Start

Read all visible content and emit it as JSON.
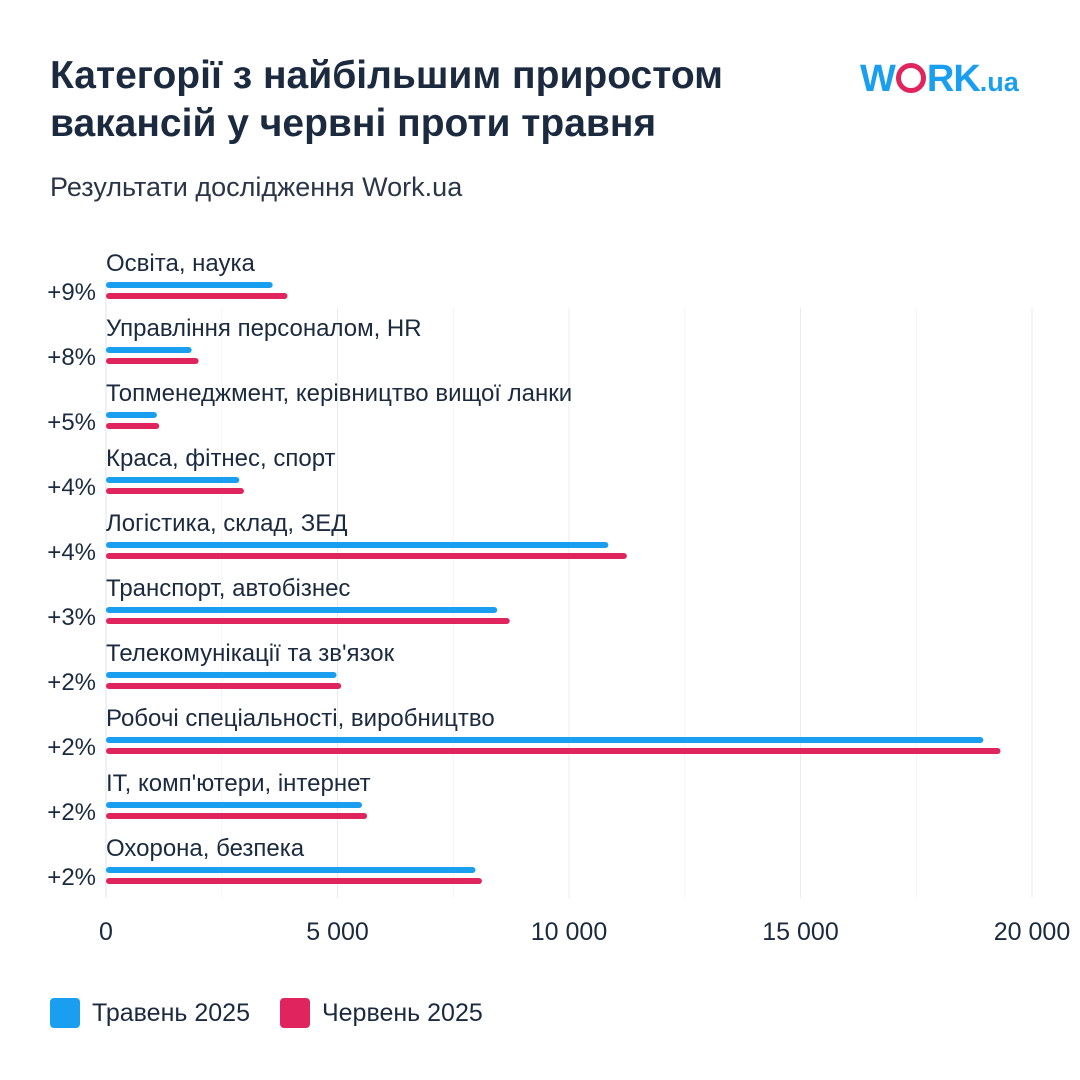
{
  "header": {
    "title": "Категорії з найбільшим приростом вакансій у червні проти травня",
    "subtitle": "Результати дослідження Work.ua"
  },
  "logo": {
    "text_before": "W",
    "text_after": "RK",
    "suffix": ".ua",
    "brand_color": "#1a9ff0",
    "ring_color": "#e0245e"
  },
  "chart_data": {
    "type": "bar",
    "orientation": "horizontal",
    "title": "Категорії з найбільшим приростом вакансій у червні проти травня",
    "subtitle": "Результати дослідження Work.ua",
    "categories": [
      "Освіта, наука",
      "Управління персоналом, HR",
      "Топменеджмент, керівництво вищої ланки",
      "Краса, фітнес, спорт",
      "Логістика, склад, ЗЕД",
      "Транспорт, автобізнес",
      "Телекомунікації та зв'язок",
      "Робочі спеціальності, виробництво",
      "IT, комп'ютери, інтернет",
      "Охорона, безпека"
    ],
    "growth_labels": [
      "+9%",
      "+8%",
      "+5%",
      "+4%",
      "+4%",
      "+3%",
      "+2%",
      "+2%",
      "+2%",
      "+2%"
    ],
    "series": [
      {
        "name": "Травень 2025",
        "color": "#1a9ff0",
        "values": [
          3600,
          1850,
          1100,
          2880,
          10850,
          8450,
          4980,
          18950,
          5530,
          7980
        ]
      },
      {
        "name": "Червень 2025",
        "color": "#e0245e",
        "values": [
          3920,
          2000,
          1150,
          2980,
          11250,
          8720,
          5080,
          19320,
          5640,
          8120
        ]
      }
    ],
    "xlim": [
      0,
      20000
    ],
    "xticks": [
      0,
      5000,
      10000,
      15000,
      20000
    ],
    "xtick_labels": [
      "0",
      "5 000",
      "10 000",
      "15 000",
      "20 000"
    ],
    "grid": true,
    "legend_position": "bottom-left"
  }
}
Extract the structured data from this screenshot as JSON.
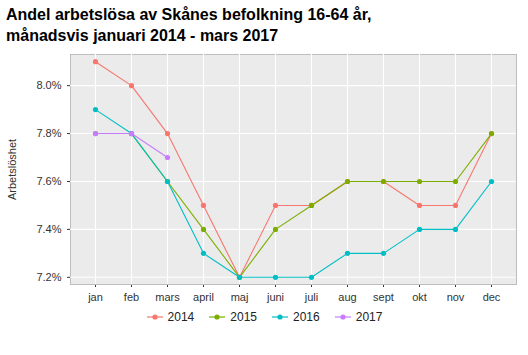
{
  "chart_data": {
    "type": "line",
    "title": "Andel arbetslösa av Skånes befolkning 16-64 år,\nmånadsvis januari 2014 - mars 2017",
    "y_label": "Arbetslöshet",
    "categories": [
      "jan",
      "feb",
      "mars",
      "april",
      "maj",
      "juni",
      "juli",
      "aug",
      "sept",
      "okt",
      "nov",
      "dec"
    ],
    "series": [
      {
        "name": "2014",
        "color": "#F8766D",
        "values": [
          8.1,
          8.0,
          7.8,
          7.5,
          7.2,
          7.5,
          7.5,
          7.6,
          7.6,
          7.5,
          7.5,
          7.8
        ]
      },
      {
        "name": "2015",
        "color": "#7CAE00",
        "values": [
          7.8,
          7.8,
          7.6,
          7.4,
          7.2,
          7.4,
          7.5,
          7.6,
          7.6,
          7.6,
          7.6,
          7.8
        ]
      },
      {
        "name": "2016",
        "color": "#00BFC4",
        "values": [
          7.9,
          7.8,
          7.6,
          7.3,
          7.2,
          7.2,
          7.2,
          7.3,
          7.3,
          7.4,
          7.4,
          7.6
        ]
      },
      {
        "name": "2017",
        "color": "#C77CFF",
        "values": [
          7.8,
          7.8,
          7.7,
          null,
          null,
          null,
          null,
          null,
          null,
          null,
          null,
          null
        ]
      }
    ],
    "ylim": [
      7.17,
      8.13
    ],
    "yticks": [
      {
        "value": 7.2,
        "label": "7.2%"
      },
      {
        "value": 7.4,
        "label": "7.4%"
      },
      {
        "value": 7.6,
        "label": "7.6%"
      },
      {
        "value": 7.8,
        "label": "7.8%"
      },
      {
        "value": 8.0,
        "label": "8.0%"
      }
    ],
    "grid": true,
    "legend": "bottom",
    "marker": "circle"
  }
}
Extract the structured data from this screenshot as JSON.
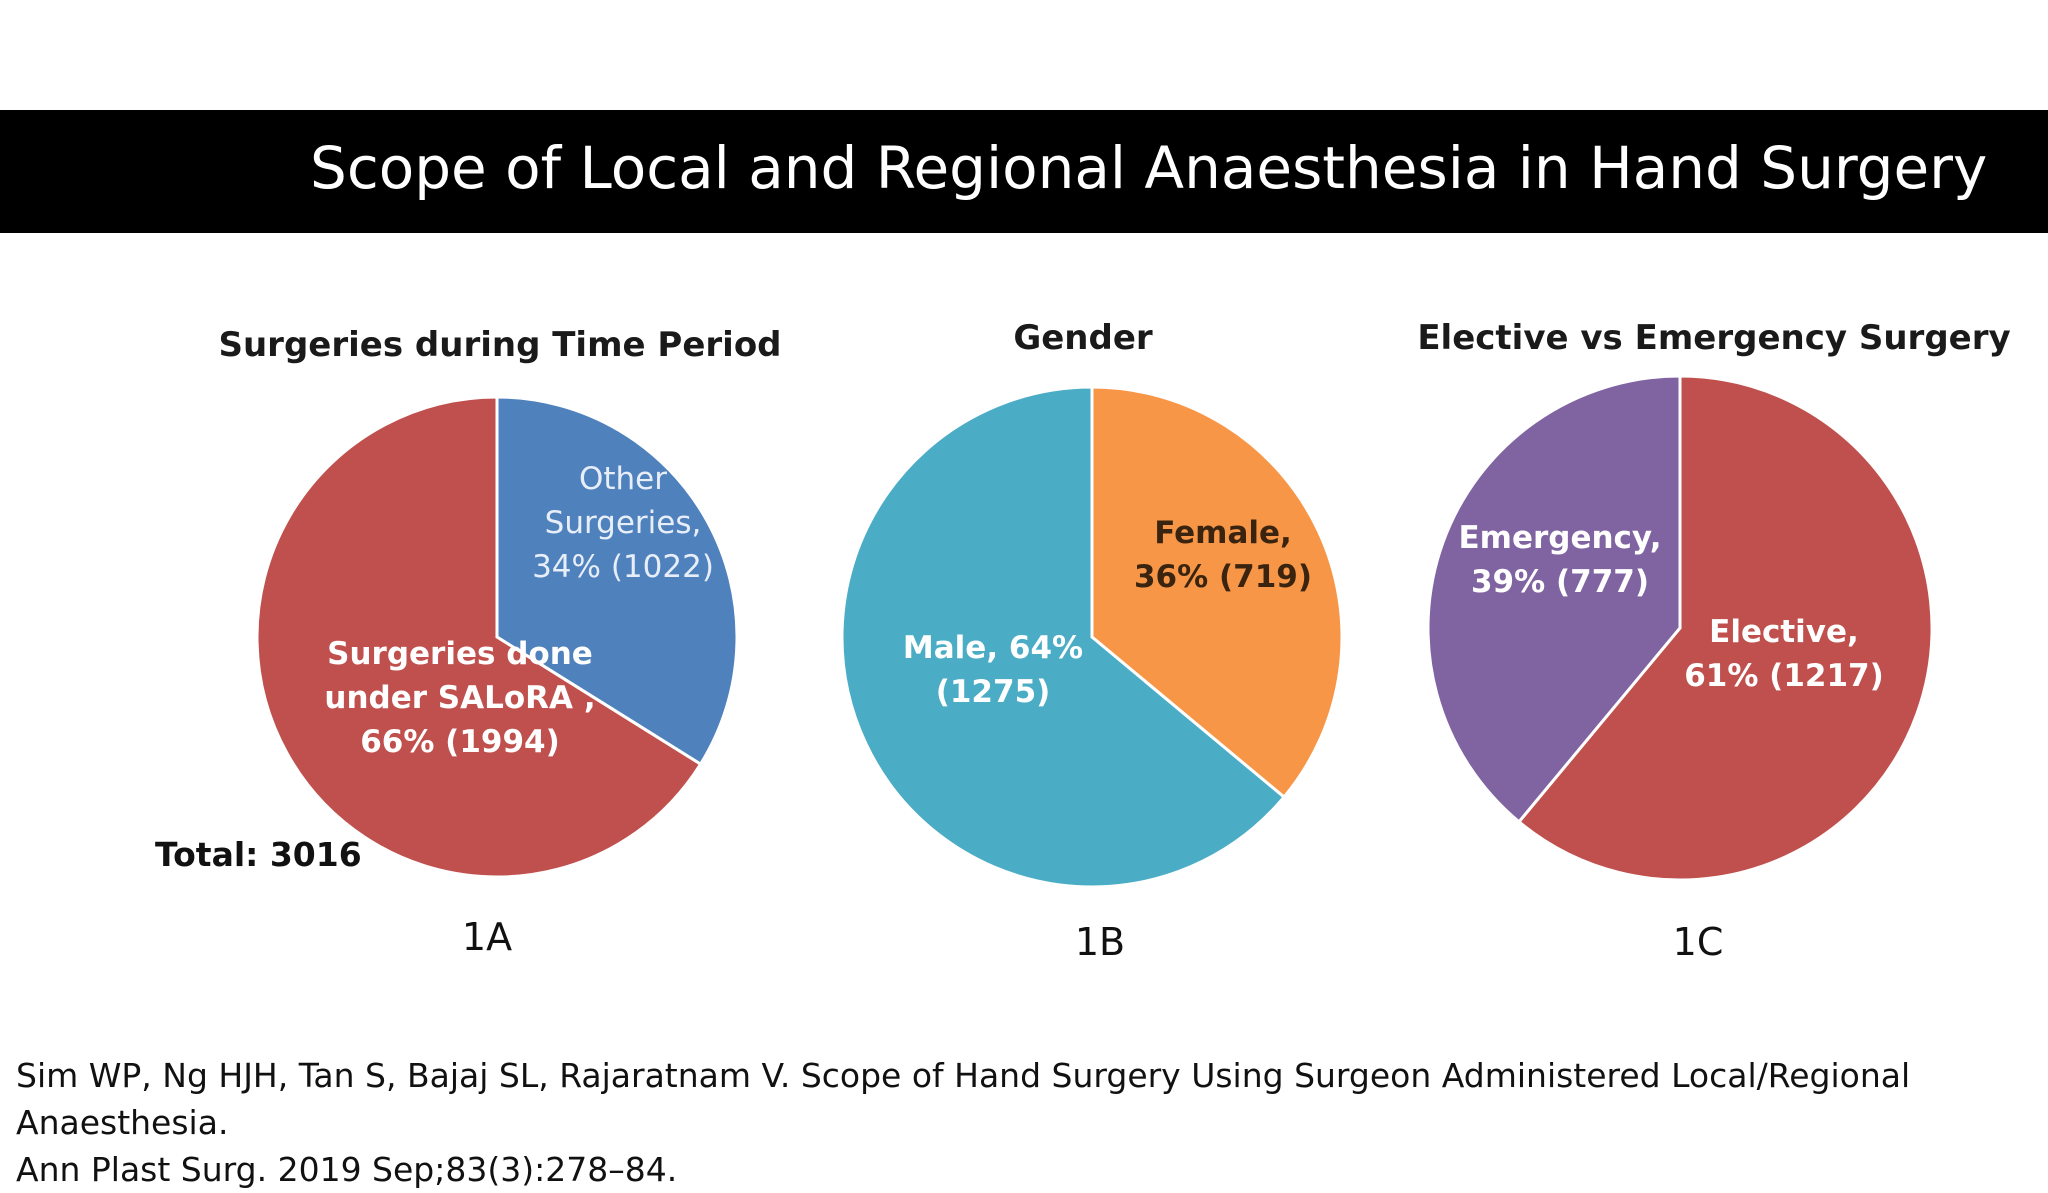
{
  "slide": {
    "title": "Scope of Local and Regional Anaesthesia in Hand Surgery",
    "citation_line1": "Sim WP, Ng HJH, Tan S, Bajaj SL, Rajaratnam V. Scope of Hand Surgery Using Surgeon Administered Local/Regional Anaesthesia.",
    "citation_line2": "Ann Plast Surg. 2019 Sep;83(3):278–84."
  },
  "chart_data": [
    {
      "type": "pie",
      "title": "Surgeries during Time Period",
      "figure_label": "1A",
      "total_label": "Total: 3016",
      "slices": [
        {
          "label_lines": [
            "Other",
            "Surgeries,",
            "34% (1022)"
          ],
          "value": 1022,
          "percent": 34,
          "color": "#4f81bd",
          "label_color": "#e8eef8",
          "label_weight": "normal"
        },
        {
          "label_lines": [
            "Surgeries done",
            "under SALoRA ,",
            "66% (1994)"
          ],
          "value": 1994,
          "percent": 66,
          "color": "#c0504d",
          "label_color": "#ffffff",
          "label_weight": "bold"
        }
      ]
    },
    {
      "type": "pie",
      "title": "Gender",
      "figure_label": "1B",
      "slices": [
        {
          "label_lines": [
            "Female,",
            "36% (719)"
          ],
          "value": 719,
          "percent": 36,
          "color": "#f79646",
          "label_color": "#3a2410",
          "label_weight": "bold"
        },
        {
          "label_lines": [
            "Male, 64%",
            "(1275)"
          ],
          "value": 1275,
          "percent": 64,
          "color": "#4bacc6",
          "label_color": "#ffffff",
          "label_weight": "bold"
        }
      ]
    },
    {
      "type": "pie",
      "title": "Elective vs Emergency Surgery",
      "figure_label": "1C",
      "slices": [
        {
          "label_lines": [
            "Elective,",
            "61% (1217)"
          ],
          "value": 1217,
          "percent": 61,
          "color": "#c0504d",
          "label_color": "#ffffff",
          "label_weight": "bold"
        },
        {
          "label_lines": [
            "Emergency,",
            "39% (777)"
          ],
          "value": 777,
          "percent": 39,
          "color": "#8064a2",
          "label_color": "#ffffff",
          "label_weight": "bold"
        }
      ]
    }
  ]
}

End

Directive =
Make an exact reproduction of the listing above, without any pictures.

Answer to the problem =
Read all visible content and emit it as JSON.
{
  "header": {
    "title": "Категорії з найбільшим приростом вакансій у червні проти травня",
    "subtitle": "Результати дослідження Work.ua"
  },
  "logo": {
    "text_before": "W",
    "text_after": "RK",
    "suffix": ".ua",
    "brand_color": "#1a9ff0",
    "ring_color": "#e0245e"
  },
  "chart_data": {
    "type": "bar",
    "orientation": "horizontal",
    "title": "Категорії з найбільшим приростом вакансій у червні проти травня",
    "subtitle": "Результати дослідження Work.ua",
    "categories": [
      "Освіта, наука",
      "Управління персоналом, HR",
      "Топменеджмент, керівництво вищої ланки",
      "Краса, фітнес, спорт",
      "Логістика, склад, ЗЕД",
      "Транспорт, автобізнес",
      "Телекомунікації та зв'язок",
      "Робочі спеціальності, виробництво",
      "IT, комп'ютери, інтернет",
      "Охорона, безпека"
    ],
    "growth_labels": [
      "+9%",
      "+8%",
      "+5%",
      "+4%",
      "+4%",
      "+3%",
      "+2%",
      "+2%",
      "+2%",
      "+2%"
    ],
    "series": [
      {
        "name": "Травень 2025",
        "color": "#1a9ff0",
        "values": [
          3600,
          1850,
          1100,
          2880,
          10850,
          8450,
          4980,
          18950,
          5530,
          7980
        ]
      },
      {
        "name": "Червень 2025",
        "color": "#e0245e",
        "values": [
          3920,
          2000,
          1150,
          2980,
          11250,
          8720,
          5080,
          19320,
          5640,
          8120
        ]
      }
    ],
    "xlim": [
      0,
      20000
    ],
    "xticks": [
      0,
      5000,
      10000,
      15000,
      20000
    ],
    "xtick_labels": [
      "0",
      "5 000",
      "10 000",
      "15 000",
      "20 000"
    ],
    "grid": true,
    "legend_position": "bottom-left"
  }
}
Extract the structured data from this screenshot as JSON.
{
  "chart_data": {
    "type": "line",
    "title": "Andel arbetslösa av Skånes befolkning 16-64 år,\nmånadsvis januari 2014 - mars 2017",
    "y_label": "Arbetslöshet",
    "categories": [
      "jan",
      "feb",
      "mars",
      "april",
      "maj",
      "juni",
      "juli",
      "aug",
      "sept",
      "okt",
      "nov",
      "dec"
    ],
    "series": [
      {
        "name": "2014",
        "color": "#F8766D",
        "values": [
          8.1,
          8.0,
          7.8,
          7.5,
          7.2,
          7.5,
          7.5,
          7.6,
          7.6,
          7.5,
          7.5,
          7.8
        ]
      },
      {
        "name": "2015",
        "color": "#7CAE00",
        "values": [
          7.8,
          7.8,
          7.6,
          7.4,
          7.2,
          7.4,
          7.5,
          7.6,
          7.6,
          7.6,
          7.6,
          7.8
        ]
      },
      {
        "name": "2016",
        "color": "#00BFC4",
        "values": [
          7.9,
          7.8,
          7.6,
          7.3,
          7.2,
          7.2,
          7.2,
          7.3,
          7.3,
          7.4,
          7.4,
          7.6
        ]
      },
      {
        "name": "2017",
        "color": "#C77CFF",
        "values": [
          7.8,
          7.8,
          7.7,
          null,
          null,
          null,
          null,
          null,
          null,
          null,
          null,
          null
        ]
      }
    ],
    "ylim": [
      7.17,
      8.13
    ],
    "yticks": [
      {
        "value": 7.2,
        "label": "7.2%"
      },
      {
        "value": 7.4,
        "label": "7.4%"
      },
      {
        "value": 7.6,
        "label": "7.6%"
      },
      {
        "value": 7.8,
        "label": "7.8%"
      },
      {
        "value": 8.0,
        "label": "8.0%"
      }
    ],
    "grid": true,
    "legend": "bottom",
    "marker": "circle"
  }
}
Extract the structured data from this screenshot as JSON.
{
  "slide": {
    "title": "Scope of Local and Regional Anaesthesia in Hand Surgery",
    "citation_line1": "Sim WP, Ng HJH, Tan S, Bajaj SL, Rajaratnam V. Scope of Hand Surgery Using Surgeon Administered Local/Regional Anaesthesia.",
    "citation_line2": "Ann Plast Surg. 2019 Sep;83(3):278–84."
  },
  "chart_data": [
    {
      "type": "pie",
      "title": "Surgeries during Time Period",
      "figure_label": "1A",
      "total_label": "Total: 3016",
      "slices": [
        {
          "label_lines": [
            "Other",
            "Surgeries,",
            "34% (1022)"
          ],
          "value": 1022,
          "percent": 34,
          "color": "#4f81bd",
          "label_color": "#e8eef8",
          "label_weight": "normal"
        },
        {
          "label_lines": [
            "Surgeries done",
            "under SALoRA ,",
            "66% (1994)"
          ],
          "value": 1994,
          "percent": 66,
          "color": "#c0504d",
          "label_color": "#ffffff",
          "label_weight": "bold"
        }
      ]
    },
    {
      "type": "pie",
      "title": "Gender",
      "figure_label": "1B",
      "slices": [
        {
          "label_lines": [
            "Female,",
            "36% (719)"
          ],
          "value": 719,
          "percent": 36,
          "color": "#f79646",
          "label_color": "#3a2410",
          "label_weight": "bold"
        },
        {
          "label_lines": [
            "Male, 64%",
            "(1275)"
          ],
          "value": 1275,
          "percent": 64,
          "color": "#4bacc6",
          "label_color": "#ffffff",
          "label_weight": "bold"
        }
      ]
    },
    {
      "type": "pie",
      "title": "Elective vs Emergency Surgery",
      "figure_label": "1C",
      "slices": [
        {
          "label_lines": [
            "Elective,",
            "61% (1217)"
          ],
          "value": 1217,
          "percent": 61,
          "color": "#c0504d",
          "label_color": "#ffffff",
          "label_weight": "bold"
        },
        {
          "label_lines": [
            "Emergency,",
            "39% (777)"
          ],
          "value": 777,
          "percent": 39,
          "color": "#8064a2",
          "label_color": "#ffffff",
          "label_weight": "bold"
        }
      ]
    }
  ]
}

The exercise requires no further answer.